*THE TASK*
Copy everything from the start of the data down to the line containing "heat-area — [680, 253, 868, 311]", including that line.

§

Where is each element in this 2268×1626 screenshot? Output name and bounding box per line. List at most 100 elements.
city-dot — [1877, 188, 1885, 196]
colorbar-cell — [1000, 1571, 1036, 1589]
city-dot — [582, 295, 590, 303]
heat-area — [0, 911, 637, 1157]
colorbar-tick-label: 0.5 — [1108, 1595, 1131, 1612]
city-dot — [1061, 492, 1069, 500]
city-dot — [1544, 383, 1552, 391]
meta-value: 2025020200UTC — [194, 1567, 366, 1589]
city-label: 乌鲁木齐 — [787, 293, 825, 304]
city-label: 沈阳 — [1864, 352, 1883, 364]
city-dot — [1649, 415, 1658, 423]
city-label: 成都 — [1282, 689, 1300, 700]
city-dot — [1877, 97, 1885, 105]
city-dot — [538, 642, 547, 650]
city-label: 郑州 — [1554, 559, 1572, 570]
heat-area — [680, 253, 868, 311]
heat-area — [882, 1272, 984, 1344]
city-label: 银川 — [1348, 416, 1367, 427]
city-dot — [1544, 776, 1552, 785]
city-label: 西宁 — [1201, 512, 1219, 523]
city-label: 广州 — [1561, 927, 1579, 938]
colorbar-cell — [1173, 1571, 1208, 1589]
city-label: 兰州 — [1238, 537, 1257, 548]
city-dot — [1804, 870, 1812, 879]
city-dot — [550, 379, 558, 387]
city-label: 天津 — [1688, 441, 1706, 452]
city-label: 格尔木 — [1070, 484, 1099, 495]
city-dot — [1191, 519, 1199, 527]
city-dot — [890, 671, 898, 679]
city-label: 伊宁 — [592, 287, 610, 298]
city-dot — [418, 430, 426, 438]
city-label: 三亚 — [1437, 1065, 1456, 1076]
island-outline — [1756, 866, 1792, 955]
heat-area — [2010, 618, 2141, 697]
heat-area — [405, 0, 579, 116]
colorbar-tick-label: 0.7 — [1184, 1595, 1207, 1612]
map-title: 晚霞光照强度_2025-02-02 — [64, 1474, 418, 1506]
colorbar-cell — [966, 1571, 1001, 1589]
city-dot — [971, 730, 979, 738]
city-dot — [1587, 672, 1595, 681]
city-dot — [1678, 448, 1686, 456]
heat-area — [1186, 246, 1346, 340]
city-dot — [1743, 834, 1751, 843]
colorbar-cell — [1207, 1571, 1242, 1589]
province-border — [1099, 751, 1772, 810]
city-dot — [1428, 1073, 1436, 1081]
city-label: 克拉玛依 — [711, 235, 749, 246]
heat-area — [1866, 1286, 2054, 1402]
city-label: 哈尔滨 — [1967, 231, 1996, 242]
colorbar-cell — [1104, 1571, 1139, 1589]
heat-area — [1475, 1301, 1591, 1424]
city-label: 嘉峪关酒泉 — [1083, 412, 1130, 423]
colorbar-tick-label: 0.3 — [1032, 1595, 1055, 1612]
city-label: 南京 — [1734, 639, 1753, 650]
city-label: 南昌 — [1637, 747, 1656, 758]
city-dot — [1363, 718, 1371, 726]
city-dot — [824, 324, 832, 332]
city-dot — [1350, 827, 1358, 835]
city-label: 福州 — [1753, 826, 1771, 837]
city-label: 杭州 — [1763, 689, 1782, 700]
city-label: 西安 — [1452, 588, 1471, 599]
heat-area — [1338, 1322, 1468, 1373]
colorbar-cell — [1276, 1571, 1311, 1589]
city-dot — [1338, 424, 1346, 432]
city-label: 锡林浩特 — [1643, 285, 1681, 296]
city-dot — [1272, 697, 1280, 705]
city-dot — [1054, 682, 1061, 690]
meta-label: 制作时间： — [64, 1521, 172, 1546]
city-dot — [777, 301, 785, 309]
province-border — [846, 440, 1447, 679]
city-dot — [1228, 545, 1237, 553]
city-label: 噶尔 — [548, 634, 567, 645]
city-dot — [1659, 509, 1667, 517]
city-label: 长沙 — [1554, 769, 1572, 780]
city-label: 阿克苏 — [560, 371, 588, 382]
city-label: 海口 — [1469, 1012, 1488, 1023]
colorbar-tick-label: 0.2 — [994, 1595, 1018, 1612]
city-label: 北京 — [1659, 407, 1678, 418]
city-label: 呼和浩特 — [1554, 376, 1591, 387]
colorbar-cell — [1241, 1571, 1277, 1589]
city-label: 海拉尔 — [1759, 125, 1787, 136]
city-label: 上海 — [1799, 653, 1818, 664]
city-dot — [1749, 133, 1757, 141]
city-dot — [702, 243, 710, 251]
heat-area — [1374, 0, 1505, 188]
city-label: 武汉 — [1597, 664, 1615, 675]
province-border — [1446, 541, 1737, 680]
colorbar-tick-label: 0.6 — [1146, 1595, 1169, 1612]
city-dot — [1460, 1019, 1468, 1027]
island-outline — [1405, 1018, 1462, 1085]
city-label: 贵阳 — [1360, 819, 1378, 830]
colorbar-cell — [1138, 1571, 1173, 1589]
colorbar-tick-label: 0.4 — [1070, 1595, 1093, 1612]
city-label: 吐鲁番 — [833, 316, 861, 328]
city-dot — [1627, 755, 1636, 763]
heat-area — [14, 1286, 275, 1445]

§

*SOLUTION TO THIS PROBLEM*
Where is each element in this 2268×1626 screenshot? Output name and bounding box per line. List at most 100 elements.
city-dot — [1877, 188, 1885, 196]
colorbar-cell — [1000, 1571, 1036, 1589]
city-dot — [582, 295, 590, 303]
heat-area — [0, 911, 637, 1157]
colorbar-tick-label: 0.5 — [1108, 1595, 1131, 1612]
city-dot — [1061, 492, 1069, 500]
city-dot — [1544, 383, 1552, 391]
meta-value: 2025020200UTC — [194, 1567, 366, 1589]
city-label: 乌鲁木齐 — [787, 293, 825, 304]
city-label: 沈阳 — [1864, 352, 1883, 364]
city-dot — [1649, 415, 1658, 423]
city-label: 成都 — [1282, 689, 1300, 700]
city-dot — [1877, 97, 1885, 105]
city-dot — [538, 642, 547, 650]
city-label: 郑州 — [1554, 559, 1572, 570]
heat-area — [680, 253, 868, 311]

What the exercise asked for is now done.